## Short problem
Say how many lines in the data below contain the word "this", and give no other text.

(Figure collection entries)
------------

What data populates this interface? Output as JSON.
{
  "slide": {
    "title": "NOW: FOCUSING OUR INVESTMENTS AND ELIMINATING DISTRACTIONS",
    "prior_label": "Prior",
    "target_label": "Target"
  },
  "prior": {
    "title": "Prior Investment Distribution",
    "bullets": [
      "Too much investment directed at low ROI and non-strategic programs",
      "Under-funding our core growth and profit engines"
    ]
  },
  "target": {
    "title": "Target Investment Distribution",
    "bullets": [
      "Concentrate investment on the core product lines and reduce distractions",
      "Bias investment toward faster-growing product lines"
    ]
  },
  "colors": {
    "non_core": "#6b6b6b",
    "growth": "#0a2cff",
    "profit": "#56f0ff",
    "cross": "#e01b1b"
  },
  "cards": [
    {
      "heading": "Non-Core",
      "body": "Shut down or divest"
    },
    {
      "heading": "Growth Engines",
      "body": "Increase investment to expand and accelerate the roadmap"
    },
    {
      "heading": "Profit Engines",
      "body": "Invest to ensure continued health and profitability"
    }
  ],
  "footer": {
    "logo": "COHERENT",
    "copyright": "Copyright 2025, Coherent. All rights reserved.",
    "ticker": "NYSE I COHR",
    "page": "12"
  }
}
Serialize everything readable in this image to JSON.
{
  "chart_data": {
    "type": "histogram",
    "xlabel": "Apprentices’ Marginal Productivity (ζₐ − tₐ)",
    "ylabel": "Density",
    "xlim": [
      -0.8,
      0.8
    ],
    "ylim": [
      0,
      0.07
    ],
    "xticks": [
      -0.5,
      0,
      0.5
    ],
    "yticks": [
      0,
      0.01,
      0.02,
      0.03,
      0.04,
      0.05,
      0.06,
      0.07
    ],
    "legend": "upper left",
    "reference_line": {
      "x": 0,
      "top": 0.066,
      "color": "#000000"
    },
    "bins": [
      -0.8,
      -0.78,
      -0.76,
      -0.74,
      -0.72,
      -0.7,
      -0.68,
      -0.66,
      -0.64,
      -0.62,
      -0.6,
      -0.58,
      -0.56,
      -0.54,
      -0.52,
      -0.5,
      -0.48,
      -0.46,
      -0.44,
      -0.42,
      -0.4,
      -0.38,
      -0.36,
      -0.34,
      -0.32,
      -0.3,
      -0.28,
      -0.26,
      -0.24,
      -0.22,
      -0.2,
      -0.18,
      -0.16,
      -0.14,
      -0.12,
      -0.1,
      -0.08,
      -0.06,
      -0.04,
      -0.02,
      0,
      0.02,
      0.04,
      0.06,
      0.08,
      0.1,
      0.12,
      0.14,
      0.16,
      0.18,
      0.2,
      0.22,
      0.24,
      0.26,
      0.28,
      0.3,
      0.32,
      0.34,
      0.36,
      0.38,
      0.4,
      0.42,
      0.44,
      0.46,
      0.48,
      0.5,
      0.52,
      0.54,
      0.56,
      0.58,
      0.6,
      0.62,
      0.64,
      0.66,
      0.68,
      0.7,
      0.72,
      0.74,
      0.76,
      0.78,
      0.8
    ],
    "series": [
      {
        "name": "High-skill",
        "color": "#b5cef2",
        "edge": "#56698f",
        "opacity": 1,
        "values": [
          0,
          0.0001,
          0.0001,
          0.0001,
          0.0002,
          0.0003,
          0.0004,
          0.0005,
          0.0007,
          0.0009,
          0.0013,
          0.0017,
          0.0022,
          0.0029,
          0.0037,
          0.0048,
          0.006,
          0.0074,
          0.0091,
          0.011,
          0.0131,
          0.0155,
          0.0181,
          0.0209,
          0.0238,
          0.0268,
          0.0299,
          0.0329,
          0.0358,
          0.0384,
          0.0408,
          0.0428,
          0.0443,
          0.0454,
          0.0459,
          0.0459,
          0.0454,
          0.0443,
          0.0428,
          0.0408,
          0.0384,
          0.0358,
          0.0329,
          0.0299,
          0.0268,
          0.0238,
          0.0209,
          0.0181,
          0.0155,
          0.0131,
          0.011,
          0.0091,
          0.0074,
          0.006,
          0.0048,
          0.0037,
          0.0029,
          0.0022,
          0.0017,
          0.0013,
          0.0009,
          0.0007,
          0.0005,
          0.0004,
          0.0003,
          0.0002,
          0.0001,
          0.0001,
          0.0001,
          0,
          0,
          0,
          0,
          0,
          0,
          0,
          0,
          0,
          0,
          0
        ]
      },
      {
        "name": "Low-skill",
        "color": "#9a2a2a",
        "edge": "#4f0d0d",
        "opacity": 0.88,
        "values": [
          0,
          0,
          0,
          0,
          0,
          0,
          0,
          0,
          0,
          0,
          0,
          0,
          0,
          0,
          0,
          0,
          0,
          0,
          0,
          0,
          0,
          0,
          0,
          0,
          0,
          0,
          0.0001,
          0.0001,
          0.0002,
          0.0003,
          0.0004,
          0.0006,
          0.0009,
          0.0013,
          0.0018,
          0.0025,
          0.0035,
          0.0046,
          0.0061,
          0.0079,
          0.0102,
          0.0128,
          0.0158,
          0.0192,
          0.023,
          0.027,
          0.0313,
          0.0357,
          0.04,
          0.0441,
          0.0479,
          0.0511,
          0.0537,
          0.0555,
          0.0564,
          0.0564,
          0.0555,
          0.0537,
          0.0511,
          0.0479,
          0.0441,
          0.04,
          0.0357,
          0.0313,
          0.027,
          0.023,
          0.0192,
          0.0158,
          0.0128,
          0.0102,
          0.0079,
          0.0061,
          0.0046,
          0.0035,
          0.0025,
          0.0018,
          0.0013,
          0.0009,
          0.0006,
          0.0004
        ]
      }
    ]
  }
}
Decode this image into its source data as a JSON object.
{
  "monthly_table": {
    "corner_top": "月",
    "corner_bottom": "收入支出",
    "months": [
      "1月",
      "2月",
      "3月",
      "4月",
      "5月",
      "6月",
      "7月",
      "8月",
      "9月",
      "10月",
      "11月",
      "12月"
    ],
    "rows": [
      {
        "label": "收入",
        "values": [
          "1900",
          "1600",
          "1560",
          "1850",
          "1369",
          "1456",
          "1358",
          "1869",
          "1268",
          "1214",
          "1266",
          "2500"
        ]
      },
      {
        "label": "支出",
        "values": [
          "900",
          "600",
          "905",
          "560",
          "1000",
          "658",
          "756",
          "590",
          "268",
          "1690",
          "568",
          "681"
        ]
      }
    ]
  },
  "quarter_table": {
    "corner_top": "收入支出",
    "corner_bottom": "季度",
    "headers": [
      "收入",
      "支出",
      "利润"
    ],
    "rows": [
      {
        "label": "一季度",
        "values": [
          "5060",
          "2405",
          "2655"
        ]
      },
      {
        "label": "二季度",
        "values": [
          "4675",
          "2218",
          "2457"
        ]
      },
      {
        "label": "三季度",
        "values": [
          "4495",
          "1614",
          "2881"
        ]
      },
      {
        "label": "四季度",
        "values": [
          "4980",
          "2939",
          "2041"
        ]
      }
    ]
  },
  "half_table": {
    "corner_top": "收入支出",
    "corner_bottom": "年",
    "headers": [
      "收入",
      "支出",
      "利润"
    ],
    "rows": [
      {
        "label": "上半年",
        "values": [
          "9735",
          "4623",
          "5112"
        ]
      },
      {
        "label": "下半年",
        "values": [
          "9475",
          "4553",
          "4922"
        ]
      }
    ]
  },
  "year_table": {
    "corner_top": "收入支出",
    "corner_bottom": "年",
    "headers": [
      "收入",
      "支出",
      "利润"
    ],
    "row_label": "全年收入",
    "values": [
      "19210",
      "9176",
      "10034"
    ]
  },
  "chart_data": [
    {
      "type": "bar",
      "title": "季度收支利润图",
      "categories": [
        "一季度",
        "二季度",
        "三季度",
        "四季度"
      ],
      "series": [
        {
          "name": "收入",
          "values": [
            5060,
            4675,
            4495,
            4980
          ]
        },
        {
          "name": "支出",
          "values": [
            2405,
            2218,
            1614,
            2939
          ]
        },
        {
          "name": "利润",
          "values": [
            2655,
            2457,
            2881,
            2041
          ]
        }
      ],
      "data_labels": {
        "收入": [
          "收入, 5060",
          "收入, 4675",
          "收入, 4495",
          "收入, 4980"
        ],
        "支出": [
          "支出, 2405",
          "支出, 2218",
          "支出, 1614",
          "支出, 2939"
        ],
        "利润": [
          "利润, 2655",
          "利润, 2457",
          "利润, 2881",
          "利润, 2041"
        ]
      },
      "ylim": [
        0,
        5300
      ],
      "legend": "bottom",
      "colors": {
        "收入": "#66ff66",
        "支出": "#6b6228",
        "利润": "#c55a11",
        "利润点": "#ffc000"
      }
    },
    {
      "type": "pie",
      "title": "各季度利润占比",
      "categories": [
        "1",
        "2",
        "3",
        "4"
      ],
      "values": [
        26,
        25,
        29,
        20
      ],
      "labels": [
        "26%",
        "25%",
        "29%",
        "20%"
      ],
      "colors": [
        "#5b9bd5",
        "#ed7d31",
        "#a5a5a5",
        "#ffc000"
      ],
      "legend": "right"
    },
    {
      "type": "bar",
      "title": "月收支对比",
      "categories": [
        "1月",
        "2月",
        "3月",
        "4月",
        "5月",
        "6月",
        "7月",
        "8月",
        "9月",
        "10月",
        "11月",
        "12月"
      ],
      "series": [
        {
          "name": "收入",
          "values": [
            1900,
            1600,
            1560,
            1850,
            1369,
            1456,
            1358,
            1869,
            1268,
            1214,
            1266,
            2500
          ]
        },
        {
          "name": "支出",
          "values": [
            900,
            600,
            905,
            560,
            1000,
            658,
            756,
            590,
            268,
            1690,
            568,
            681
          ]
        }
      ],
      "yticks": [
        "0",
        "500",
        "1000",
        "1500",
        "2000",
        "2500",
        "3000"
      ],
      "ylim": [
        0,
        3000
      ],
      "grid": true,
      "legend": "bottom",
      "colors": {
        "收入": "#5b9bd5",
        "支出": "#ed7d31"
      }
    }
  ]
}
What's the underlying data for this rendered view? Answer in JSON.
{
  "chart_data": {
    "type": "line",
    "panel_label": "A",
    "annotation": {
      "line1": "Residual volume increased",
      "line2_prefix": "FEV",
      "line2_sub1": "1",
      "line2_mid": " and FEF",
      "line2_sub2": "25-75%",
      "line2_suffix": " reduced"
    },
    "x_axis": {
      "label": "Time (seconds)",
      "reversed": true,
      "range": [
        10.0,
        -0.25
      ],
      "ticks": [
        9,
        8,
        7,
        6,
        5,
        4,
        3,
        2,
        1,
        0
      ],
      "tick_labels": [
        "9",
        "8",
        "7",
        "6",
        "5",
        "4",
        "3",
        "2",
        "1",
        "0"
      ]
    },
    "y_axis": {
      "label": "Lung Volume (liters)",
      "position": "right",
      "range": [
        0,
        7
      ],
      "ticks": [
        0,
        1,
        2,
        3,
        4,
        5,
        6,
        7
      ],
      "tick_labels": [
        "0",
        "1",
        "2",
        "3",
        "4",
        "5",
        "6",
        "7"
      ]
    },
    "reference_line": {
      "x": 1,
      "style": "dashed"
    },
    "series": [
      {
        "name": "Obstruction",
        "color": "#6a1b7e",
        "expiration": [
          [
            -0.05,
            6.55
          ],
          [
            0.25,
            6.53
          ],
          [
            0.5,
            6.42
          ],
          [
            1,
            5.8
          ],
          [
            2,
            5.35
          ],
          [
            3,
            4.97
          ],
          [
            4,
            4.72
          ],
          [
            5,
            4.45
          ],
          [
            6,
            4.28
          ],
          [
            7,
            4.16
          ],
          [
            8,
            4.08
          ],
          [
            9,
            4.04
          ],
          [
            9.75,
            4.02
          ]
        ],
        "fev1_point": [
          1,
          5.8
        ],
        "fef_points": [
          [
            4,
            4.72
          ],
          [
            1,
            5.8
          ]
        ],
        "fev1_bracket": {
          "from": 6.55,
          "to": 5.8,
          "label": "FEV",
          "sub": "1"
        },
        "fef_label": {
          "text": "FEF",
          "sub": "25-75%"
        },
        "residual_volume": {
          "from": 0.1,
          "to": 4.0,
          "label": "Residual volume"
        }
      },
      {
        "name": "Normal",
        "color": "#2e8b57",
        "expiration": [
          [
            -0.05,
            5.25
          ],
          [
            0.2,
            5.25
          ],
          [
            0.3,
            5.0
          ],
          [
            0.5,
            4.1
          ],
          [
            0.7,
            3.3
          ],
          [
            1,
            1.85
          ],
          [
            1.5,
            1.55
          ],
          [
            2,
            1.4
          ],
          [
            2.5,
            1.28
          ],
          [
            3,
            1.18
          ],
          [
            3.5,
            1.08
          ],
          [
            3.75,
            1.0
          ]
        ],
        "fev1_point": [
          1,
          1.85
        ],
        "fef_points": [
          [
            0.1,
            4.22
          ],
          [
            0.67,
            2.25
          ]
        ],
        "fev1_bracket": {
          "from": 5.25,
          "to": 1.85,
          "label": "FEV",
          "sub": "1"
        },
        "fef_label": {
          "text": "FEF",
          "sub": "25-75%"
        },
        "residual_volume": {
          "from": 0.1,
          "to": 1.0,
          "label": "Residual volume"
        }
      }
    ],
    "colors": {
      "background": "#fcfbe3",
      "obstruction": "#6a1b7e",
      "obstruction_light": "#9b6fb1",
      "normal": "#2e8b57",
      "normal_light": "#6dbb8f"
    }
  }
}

------------

## Response below
4